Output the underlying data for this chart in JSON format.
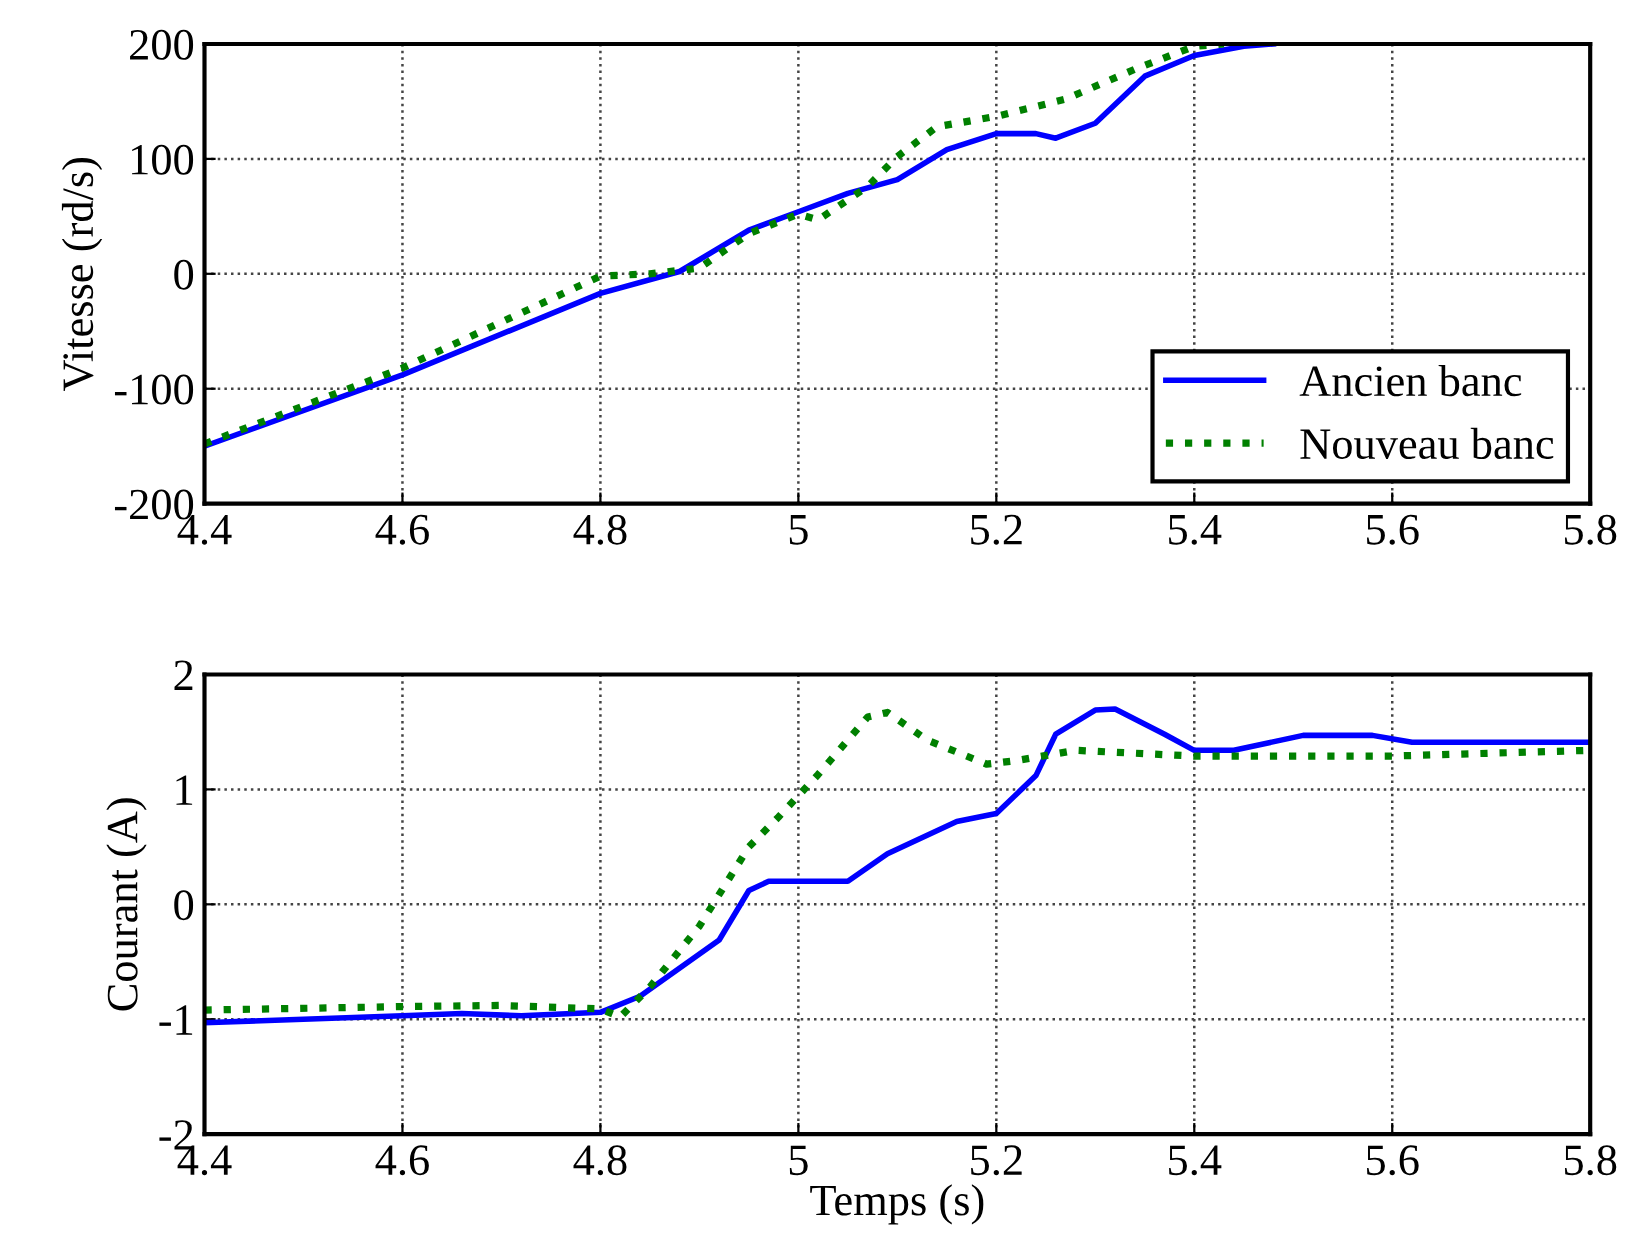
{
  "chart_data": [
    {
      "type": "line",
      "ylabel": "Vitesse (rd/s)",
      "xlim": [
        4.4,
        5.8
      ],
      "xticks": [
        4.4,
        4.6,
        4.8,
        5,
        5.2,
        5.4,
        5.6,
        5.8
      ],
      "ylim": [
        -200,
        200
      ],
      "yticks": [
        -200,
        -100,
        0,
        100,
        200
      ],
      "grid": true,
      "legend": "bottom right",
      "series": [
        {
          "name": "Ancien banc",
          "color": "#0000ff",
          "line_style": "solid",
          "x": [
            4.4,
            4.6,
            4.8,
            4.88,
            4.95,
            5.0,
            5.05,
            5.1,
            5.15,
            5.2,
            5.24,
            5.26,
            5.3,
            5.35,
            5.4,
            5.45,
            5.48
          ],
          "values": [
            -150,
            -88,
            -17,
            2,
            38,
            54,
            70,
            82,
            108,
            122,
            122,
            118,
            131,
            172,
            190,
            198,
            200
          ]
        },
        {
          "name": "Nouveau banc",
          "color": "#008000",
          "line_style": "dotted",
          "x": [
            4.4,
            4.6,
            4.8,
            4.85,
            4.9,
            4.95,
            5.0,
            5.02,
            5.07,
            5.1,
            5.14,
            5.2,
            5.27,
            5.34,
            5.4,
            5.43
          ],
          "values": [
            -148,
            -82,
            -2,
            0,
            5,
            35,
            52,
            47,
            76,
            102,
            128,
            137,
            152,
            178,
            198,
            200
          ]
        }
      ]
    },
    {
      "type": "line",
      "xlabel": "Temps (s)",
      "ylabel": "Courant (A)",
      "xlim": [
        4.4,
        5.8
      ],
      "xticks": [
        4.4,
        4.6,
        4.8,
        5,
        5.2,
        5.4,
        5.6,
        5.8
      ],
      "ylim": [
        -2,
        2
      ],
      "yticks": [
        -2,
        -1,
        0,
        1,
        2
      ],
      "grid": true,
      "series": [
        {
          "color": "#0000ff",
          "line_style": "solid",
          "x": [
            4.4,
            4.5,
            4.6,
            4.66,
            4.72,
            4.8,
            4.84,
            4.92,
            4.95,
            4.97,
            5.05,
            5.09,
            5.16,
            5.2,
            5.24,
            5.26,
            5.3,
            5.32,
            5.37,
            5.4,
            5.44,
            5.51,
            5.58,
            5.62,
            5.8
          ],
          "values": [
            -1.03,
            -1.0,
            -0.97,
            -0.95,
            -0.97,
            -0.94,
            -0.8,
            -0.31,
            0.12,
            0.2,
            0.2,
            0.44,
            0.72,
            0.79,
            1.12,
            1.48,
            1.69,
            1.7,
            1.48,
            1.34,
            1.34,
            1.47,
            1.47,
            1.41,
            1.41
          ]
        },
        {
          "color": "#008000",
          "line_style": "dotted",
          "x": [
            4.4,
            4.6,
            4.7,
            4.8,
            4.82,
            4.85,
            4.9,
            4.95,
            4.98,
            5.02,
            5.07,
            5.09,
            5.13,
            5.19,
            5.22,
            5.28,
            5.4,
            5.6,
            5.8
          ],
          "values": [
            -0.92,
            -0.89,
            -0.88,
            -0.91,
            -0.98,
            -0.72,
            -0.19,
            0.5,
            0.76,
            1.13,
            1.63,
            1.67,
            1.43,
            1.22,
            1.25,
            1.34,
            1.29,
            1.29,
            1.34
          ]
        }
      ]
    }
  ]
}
-.-.-
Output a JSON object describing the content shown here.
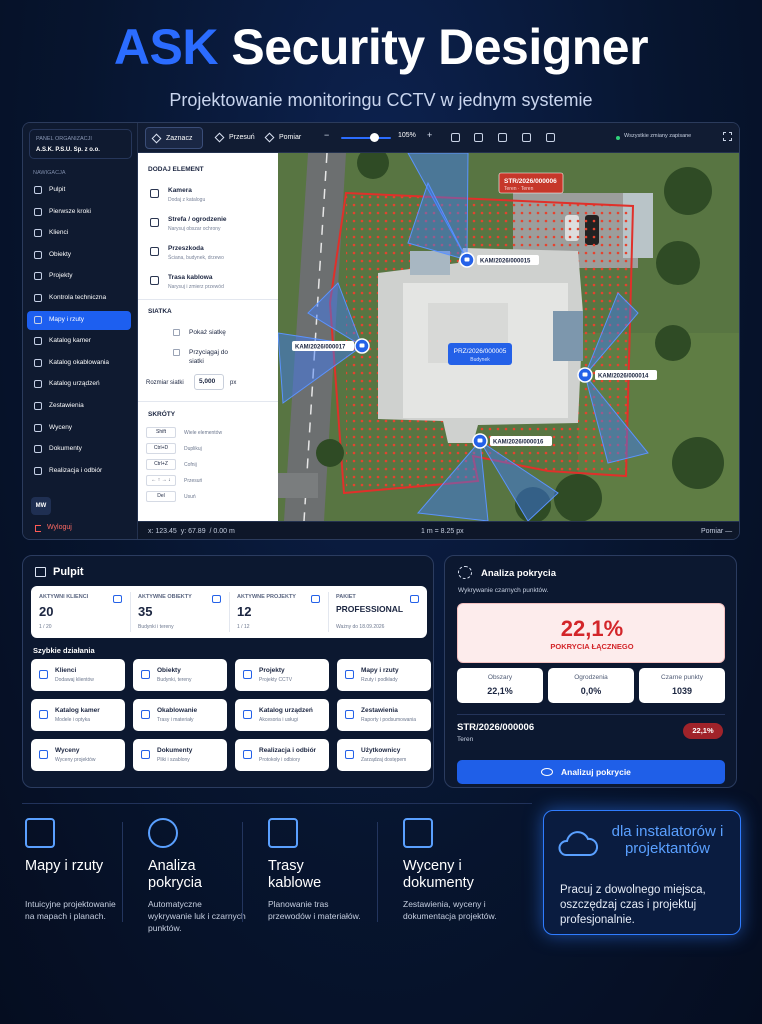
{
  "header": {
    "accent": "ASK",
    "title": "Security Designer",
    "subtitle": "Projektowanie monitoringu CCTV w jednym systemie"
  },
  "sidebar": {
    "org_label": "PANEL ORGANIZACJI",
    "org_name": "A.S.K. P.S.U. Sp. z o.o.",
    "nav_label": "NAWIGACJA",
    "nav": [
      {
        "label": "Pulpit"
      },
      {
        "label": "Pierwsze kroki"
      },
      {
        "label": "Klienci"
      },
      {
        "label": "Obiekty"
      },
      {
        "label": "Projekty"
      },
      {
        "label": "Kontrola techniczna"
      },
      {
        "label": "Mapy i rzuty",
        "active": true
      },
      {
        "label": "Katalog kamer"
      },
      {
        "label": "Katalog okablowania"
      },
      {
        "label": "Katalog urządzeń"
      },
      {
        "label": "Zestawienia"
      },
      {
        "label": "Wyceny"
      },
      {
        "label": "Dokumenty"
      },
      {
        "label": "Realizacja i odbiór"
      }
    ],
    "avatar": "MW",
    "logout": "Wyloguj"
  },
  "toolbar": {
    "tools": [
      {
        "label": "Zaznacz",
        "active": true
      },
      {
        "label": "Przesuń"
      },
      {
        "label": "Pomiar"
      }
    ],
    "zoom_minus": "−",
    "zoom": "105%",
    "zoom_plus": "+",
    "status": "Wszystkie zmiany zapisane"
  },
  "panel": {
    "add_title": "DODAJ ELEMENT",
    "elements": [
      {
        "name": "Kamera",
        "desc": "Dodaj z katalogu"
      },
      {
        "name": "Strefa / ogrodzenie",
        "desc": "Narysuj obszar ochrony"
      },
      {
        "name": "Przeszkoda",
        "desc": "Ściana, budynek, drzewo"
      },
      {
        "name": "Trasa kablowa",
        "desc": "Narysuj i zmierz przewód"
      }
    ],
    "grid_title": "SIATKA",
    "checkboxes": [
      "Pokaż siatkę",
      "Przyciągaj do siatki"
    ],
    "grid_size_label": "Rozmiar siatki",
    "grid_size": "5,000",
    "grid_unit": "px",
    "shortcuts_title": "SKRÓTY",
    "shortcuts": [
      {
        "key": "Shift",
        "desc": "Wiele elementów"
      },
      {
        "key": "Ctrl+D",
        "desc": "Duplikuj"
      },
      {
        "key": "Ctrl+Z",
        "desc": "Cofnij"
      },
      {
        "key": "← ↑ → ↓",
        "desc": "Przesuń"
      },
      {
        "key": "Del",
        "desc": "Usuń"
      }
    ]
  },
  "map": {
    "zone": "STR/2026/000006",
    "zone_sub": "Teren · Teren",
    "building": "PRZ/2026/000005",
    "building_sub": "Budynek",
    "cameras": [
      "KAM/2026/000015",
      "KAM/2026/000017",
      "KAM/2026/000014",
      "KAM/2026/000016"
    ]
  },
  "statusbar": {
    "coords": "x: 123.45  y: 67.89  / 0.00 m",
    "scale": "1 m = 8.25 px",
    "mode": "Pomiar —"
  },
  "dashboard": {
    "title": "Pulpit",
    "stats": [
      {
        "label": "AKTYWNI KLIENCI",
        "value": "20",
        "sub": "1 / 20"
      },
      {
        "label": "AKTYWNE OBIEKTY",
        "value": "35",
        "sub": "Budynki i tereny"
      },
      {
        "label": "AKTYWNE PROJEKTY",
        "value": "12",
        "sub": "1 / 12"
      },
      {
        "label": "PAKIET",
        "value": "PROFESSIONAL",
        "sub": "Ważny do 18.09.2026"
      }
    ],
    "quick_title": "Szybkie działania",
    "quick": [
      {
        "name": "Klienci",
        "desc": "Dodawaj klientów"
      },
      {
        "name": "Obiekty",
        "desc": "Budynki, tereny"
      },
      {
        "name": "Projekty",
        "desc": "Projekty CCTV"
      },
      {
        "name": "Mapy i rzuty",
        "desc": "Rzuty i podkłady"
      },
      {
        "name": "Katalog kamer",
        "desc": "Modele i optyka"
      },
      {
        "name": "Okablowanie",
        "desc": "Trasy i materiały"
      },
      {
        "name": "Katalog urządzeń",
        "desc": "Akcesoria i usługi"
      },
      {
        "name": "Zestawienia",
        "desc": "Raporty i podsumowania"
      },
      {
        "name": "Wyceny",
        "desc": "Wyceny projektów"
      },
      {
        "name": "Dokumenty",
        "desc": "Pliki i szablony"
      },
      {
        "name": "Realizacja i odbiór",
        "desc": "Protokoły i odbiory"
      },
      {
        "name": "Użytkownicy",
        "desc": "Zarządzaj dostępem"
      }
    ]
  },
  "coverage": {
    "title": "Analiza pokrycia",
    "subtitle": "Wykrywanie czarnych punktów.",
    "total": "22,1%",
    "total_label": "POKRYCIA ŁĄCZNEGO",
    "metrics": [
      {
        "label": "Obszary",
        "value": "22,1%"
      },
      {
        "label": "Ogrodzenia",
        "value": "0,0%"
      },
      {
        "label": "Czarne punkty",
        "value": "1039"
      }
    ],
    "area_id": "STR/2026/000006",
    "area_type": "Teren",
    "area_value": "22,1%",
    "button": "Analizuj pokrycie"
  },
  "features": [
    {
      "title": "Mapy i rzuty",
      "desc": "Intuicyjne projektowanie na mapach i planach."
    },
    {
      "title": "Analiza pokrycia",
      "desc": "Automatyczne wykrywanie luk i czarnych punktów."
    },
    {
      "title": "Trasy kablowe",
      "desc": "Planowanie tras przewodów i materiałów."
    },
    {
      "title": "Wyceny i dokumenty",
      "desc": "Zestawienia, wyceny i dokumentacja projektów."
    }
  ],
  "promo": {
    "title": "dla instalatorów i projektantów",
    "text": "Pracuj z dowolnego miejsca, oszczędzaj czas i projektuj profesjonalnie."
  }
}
-.-.-
* GOAL:
Go through the records line by line and count those containing the string "CCTV". Give only the total.

* TASK OUTPUT:
2